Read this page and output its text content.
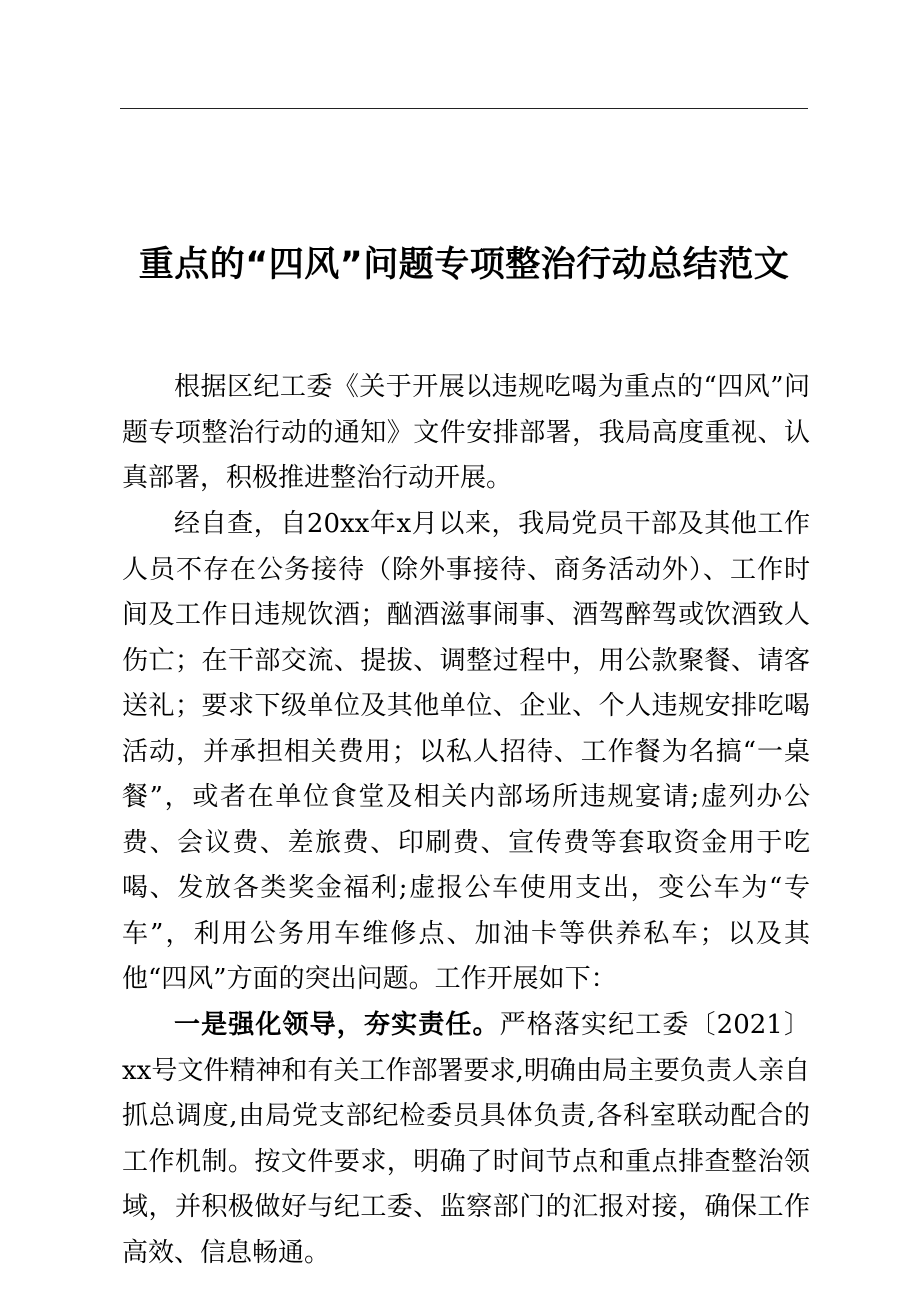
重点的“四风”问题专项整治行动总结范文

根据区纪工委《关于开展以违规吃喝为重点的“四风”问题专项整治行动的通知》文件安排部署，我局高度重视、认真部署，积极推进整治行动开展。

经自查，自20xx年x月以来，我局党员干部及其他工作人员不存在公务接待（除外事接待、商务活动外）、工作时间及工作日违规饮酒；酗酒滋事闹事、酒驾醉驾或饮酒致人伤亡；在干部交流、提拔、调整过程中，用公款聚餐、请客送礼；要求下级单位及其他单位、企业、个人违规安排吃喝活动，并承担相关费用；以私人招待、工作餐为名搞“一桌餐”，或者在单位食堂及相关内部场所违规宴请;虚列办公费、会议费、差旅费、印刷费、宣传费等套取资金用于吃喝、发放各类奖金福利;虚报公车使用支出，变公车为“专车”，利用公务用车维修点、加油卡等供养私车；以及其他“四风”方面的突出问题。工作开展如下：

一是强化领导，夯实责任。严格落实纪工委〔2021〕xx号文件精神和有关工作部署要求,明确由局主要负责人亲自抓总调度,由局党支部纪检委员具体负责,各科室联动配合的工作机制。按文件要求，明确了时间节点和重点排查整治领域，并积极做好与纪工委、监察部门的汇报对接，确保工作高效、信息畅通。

YOUR INSTRUCTIONS:
Repeat the entries exactly. Pictures are excluded from the copy.

RESULT FOR THIS TASK:
Read this page and output its text content.
重点的“四风”问题专项整治行动总结范文

根据区纪工委《关于开展以违规吃喝为重点的“四风”问题专项整治行动的通知》文件安排部署，我局高度重视、认真部署，积极推进整治行动开展。

经自查，自20xx年x月以来，我局党员干部及其他工作人员不存在公务接待（除外事接待、商务活动外）、工作时间及工作日违规饮酒；酗酒滋事闹事、酒驾醉驾或饮酒致人伤亡；在干部交流、提拔、调整过程中，用公款聚餐、请客送礼；要求下级单位及其他单位、企业、个人违规安排吃喝活动，并承担相关费用；以私人招待、工作餐为名搞“一桌餐”，或者在单位食堂及相关内部场所违规宴请;虚列办公费、会议费、差旅费、印刷费、宣传费等套取资金用于吃喝、发放各类奖金福利;虚报公车使用支出，变公车为“专车”，利用公务用车维修点、加油卡等供养私车；以及其他“四风”方面的突出问题。工作开展如下：

一是强化领导，夯实责任。严格落实纪工委〔2021〕xx号文件精神和有关工作部署要求,明确由局主要负责人亲自抓总调度,由局党支部纪检委员具体负责,各科室联动配合的工作机制。按文件要求，明确了时间节点和重点排查整治领域，并积极做好与纪工委、监察部门的汇报对接，确保工作高效、信息畅通。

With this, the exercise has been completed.